**Exercise details**
Pull every line with the word "الخلق" out of the entries below.

**Data provided**
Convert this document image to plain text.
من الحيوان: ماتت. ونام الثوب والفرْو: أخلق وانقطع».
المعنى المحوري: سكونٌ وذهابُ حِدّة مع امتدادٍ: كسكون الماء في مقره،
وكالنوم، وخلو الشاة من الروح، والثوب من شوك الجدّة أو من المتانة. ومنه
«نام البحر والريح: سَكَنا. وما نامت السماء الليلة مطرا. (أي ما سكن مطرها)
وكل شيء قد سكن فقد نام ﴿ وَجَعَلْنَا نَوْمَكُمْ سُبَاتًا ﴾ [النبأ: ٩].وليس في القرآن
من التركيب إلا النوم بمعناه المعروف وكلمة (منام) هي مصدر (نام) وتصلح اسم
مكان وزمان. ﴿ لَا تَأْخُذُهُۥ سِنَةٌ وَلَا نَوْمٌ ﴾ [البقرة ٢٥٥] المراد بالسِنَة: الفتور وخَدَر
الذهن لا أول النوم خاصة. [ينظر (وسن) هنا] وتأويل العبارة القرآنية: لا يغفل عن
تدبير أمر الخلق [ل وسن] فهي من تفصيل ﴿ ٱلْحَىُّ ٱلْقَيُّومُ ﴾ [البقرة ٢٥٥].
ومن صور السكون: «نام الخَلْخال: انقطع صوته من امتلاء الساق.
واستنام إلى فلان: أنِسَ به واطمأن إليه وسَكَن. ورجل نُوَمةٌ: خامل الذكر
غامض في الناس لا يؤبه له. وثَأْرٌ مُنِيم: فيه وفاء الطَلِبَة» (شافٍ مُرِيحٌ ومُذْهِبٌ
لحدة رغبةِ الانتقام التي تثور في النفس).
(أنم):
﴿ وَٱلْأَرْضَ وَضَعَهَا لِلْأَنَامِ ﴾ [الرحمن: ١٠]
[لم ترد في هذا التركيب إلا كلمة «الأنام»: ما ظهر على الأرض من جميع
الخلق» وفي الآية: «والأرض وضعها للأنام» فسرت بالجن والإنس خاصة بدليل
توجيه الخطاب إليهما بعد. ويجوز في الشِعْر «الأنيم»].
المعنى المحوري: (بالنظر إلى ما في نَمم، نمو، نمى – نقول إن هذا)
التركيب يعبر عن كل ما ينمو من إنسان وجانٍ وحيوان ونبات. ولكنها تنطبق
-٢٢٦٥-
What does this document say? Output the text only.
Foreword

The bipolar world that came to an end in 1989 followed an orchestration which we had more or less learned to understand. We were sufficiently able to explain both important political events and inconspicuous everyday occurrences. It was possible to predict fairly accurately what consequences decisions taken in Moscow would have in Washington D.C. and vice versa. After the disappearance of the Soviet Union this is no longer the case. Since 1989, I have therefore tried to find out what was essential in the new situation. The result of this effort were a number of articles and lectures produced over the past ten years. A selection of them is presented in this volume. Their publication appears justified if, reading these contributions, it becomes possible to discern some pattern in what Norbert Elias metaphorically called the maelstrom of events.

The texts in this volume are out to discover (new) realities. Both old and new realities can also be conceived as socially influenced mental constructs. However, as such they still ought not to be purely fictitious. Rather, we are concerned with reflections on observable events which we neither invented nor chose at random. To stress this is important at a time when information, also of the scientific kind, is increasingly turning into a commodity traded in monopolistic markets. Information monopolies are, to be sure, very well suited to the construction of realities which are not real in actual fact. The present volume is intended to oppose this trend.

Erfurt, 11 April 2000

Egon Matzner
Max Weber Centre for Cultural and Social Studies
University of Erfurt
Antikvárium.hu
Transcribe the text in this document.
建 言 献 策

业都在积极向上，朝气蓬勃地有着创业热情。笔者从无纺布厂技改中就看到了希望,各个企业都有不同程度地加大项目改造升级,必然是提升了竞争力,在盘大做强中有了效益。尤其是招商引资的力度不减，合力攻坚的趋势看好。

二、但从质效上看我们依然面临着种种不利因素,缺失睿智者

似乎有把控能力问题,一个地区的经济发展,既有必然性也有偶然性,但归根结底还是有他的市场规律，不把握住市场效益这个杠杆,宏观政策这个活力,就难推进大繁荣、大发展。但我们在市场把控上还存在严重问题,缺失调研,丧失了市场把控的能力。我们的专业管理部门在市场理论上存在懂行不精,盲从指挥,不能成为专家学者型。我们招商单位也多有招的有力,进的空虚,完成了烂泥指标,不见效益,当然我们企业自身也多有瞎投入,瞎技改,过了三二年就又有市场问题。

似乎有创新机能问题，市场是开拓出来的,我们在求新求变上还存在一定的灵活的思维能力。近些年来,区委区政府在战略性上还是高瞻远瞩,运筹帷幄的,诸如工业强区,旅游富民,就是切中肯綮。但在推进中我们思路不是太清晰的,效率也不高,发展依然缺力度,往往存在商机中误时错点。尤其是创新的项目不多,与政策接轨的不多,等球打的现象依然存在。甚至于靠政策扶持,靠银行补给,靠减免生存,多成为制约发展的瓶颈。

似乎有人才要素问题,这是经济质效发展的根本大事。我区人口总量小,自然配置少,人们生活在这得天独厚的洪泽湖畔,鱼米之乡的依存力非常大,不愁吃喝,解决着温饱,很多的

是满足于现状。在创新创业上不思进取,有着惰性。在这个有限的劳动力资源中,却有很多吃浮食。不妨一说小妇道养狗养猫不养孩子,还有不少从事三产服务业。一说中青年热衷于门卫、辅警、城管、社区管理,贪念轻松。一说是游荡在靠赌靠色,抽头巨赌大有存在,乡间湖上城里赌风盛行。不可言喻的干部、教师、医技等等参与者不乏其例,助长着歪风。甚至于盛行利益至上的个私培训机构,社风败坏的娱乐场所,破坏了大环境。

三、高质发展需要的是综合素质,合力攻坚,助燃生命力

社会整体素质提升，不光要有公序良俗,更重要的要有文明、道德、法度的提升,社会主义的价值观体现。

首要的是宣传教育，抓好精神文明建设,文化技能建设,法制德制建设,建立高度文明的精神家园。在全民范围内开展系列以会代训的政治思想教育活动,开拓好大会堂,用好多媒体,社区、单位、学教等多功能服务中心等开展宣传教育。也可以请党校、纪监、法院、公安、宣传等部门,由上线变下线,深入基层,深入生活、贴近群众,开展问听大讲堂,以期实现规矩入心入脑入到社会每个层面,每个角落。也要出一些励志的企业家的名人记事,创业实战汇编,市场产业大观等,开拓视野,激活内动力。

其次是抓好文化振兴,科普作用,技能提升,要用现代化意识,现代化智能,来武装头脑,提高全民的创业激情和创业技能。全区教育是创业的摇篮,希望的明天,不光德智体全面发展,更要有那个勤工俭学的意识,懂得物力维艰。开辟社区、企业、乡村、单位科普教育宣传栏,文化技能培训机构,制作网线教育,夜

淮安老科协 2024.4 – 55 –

**Full answer**
تدبير أمر الخلق [ل وسن] فهي من تفصيل ﴿ ٱلْحَىُّ ٱلْقَيُّومُ ﴾ [البقرة ٢٥٥].
الخلق» وفي الآية: «والأرض وضعها للأنام» فسرت بالجن والإنس خاصة بدليل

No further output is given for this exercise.